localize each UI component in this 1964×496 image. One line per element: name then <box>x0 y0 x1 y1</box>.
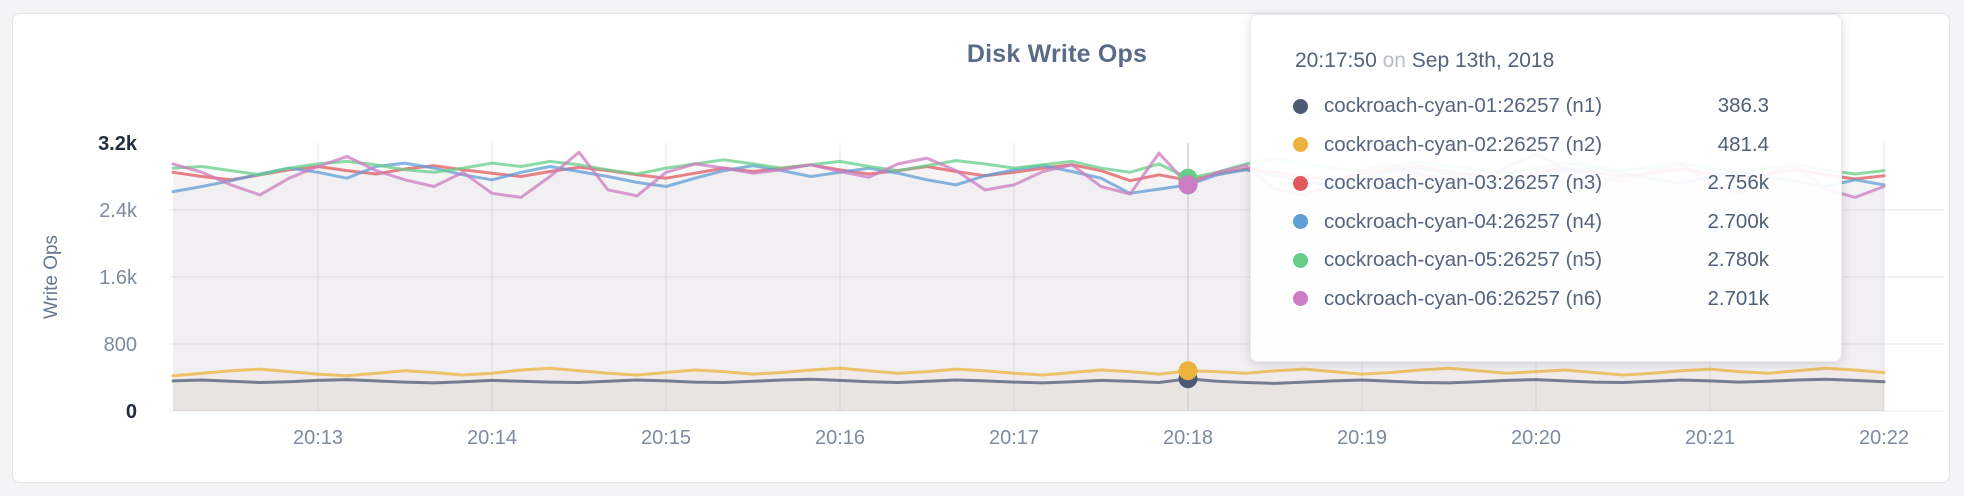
series-line <box>171 377 1886 385</box>
tooltip-series-row: cockroach-cyan-04:26257 (n4) 2.700k <box>1293 203 1769 242</box>
series-color-dot-icon <box>1293 291 1308 307</box>
series-value: 481.4 <box>1717 132 1769 156</box>
hover-point <box>1178 175 1198 195</box>
series-area <box>173 368 1884 411</box>
series-color-dot-icon <box>1293 252 1308 268</box>
series-label: cockroach-cyan-04:26257 (n4) <box>1324 209 1603 233</box>
hover-tooltip: 20:17:50 on Sep 13th, 2018 cockroach-cya… <box>1250 14 1842 362</box>
x-tick-label: 20:15 <box>641 427 691 449</box>
y-tick-label: 3.2k <box>98 133 138 155</box>
x-tick-label: 20:17 <box>989 427 1039 449</box>
series-area <box>173 378 1884 411</box>
series-line <box>171 366 1886 378</box>
x-tick-label: 20:19 <box>1337 427 1387 449</box>
series-label: cockroach-cyan-03:26257 (n3) <box>1324 171 1603 195</box>
series-label: cockroach-cyan-02:26257 (n2) <box>1324 132 1603 156</box>
tooltip-date: Sep 13th, 2018 <box>1411 49 1555 72</box>
series-label: cockroach-cyan-05:26257 (n5) <box>1324 248 1603 272</box>
tooltip-series-row: cockroach-cyan-01:26257 (n1) 386.3 <box>1293 87 1769 126</box>
series-value: 386.3 <box>1717 94 1769 118</box>
tooltip-series-row: cockroach-cyan-02:26257 (n2) 481.4 <box>1293 126 1769 165</box>
y-tick-label: 2.4k <box>99 200 138 222</box>
x-tick-label: 20:20 <box>1511 427 1561 449</box>
tooltip-series-row: cockroach-cyan-03:26257 (n3) 2.756k <box>1293 164 1769 203</box>
series-label: cockroach-cyan-01:26257 (n1) <box>1324 94 1603 118</box>
x-tick-label: 20:21 <box>1685 427 1735 449</box>
x-tick-label: 20:14 <box>467 427 517 449</box>
chart-title: Disk Write Ops <box>966 40 1148 68</box>
series-value: 2.700k <box>1707 209 1769 233</box>
tooltip-series-row: cockroach-cyan-05:26257 (n5) 2.780k <box>1293 241 1769 280</box>
y-tick-label: 1.6k <box>99 267 138 289</box>
series-color-dot-icon <box>1293 98 1308 114</box>
hover-point <box>1178 361 1198 381</box>
series-color-dot-icon <box>1293 137 1308 153</box>
series-label: cockroach-cyan-06:26257 (n6) <box>1324 286 1603 310</box>
y-axis-title: Write Ops <box>41 235 62 319</box>
series-color-dot-icon <box>1293 214 1308 230</box>
x-tick-label: 20:18 <box>1163 427 1213 449</box>
tooltip-series-row: cockroach-cyan-06:26257 (n6) 2.701k <box>1293 280 1769 319</box>
x-tick-label: 20:16 <box>815 427 865 449</box>
tooltip-time: 20:17:50 <box>1295 49 1377 72</box>
series-value: 2.701k <box>1707 286 1769 310</box>
series-value: 2.780k <box>1707 248 1769 272</box>
series-color-dot-icon <box>1293 175 1308 191</box>
x-tick-label: 20:13 <box>293 427 343 449</box>
series-value: 2.756k <box>1707 171 1769 195</box>
tooltip-header: 20:17:50 on Sep 13th, 2018 <box>1293 49 1769 73</box>
y-tick-label: 800 <box>104 334 137 356</box>
x-tick-label: 20:22 <box>1859 427 1909 449</box>
tooltip-conjunction: on <box>1382 49 1406 72</box>
y-tick-label: 0 <box>126 401 137 423</box>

> _What is being asked_
Copy the entry above line for line with no changes, but leave out the picture.

> _Reply to the exercise_
localize each UI component in this 1964×496 image. One line per element: name then <box>x0 y0 x1 y1</box>.
series-line <box>171 377 1886 385</box>
tooltip-series-row: cockroach-cyan-04:26257 (n4) 2.700k <box>1293 203 1769 242</box>
series-color-dot-icon <box>1293 291 1308 307</box>
series-value: 481.4 <box>1717 132 1769 156</box>
hover-point <box>1178 175 1198 195</box>
series-area <box>173 368 1884 411</box>
series-color-dot-icon <box>1293 252 1308 268</box>
series-label: cockroach-cyan-04:26257 (n4) <box>1324 209 1603 233</box>
hover-tooltip: 20:17:50 on Sep 13th, 2018 cockroach-cya… <box>1250 14 1842 362</box>
x-tick-label: 20:15 <box>641 427 691 449</box>
y-tick-label: 3.2k <box>98 133 138 155</box>
x-tick-label: 20:17 <box>989 427 1039 449</box>
series-area <box>173 378 1884 411</box>
series-line <box>171 366 1886 378</box>
x-tick-label: 20:19 <box>1337 427 1387 449</box>
series-label: cockroach-cyan-03:26257 (n3) <box>1324 171 1603 195</box>
series-label: cockroach-cyan-02:26257 (n2) <box>1324 132 1603 156</box>
tooltip-date: Sep 13th, 2018 <box>1411 49 1555 72</box>
series-label: cockroach-cyan-05:26257 (n5) <box>1324 248 1603 272</box>
tooltip-series-row: cockroach-cyan-01:26257 (n1) 386.3 <box>1293 87 1769 126</box>
series-value: 386.3 <box>1717 94 1769 118</box>
tooltip-series-row: cockroach-cyan-02:26257 (n2) 481.4 <box>1293 126 1769 165</box>
y-tick-label: 2.4k <box>99 200 138 222</box>
x-tick-label: 20:20 <box>1511 427 1561 449</box>
tooltip-series-row: cockroach-cyan-03:26257 (n3) 2.756k <box>1293 164 1769 203</box>
series-label: cockroach-cyan-01:26257 (n1) <box>1324 94 1603 118</box>
x-tick-label: 20:21 <box>1685 427 1735 449</box>
x-tick-label: 20:14 <box>467 427 517 449</box>
chart-title: Disk Write Ops <box>966 40 1148 68</box>
series-value: 2.700k <box>1707 209 1769 233</box>
tooltip-series-row: cockroach-cyan-05:26257 (n5) 2.780k <box>1293 241 1769 280</box>
y-tick-label: 1.6k <box>99 267 138 289</box>
series-color-dot-icon <box>1293 98 1308 114</box>
hover-point <box>1178 361 1198 381</box>
series-color-dot-icon <box>1293 137 1308 153</box>
series-label: cockroach-cyan-06:26257 (n6) <box>1324 286 1603 310</box>
y-axis-title: Write Ops <box>41 235 62 319</box>
series-color-dot-icon <box>1293 214 1308 230</box>
x-tick-label: 20:18 <box>1163 427 1213 449</box>
tooltip-series-row: cockroach-cyan-06:26257 (n6) 2.701k <box>1293 280 1769 319</box>
x-tick-label: 20:16 <box>815 427 865 449</box>
tooltip-time: 20:17:50 <box>1295 49 1377 72</box>
series-value: 2.701k <box>1707 286 1769 310</box>
series-value: 2.780k <box>1707 248 1769 272</box>
series-color-dot-icon <box>1293 175 1308 191</box>
x-tick-label: 20:13 <box>293 427 343 449</box>
series-value: 2.756k <box>1707 171 1769 195</box>
tooltip-header: 20:17:50 on Sep 13th, 2018 <box>1293 49 1769 73</box>
y-tick-label: 800 <box>104 334 137 356</box>
x-tick-label: 20:22 <box>1859 427 1909 449</box>
tooltip-conjunction: on <box>1382 49 1406 72</box>
y-tick-label: 0 <box>126 401 137 423</box>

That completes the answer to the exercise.